# Exercise
Output the material below in full, exactly as it is.

── Listed entries ──

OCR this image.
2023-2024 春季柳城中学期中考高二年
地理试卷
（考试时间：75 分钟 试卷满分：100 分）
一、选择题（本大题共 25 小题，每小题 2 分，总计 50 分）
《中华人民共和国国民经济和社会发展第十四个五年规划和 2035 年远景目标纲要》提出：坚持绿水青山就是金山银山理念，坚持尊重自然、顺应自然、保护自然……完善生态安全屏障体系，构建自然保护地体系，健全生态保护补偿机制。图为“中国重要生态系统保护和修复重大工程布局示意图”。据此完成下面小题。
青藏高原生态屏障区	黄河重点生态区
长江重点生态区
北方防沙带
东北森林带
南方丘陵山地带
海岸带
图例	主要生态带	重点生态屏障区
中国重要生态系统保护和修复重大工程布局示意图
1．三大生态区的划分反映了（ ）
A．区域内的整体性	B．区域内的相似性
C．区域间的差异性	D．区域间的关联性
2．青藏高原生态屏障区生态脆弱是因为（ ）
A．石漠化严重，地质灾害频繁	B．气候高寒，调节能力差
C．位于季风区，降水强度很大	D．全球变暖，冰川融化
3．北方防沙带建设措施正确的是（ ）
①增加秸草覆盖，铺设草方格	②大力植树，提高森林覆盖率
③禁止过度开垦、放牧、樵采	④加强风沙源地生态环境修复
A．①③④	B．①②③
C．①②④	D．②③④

───

# Solution
OCR this image.
2023-2024 春季柳城中学期中考高二年
地理试卷
（考试时间：75 分钟 试卷满分：100 分）
一、选择题（本大题共 25 小题，每小题 2 分，总计 50 分）
《中华人民共和国国民经济和社会发展第十四个五年规划和 2035 年远景目标纲要》提出：坚持绿水青山就是金山银山理念，坚持尊重自然、顺应自然、保护自然……完善生态安全屏障体系，构建自然保护地体系，健全生态保护补偿机制。图为“中国重要生态系统保护和修复重大工程布局示意图”。据此完成下面小题。
青藏高原生态屏障区	黄河重点生态区
长江重点生态区
北方防沙带
东北森林带
南方丘陵山地带
海岸带
图例	主要生态带	重点生态屏障区
中国重要生态系统保护和修复重大工程布局示意图
1．三大生态区的划分反映了（ ）
A．区域内的整体性	B．区域内的相似性
C．区域间的差异性	D．区域间的关联性
2．青藏高原生态屏障区生态脆弱是因为（ ）
A．石漠化严重，地质灾害频繁	B．气候高寒，调节能力差
C．位于季风区，降水强度很大	D．全球变暖，冰川融化
3．北方防沙带建设措施正确的是（ ）
①增加秸草覆盖，铺设草方格	②大力植树，提高森林覆盖率
③禁止过度开垦、放牧、樵采	④加强风沙源地生态环境修复
A．①③④	B．①②③
C．①②④	D．②③④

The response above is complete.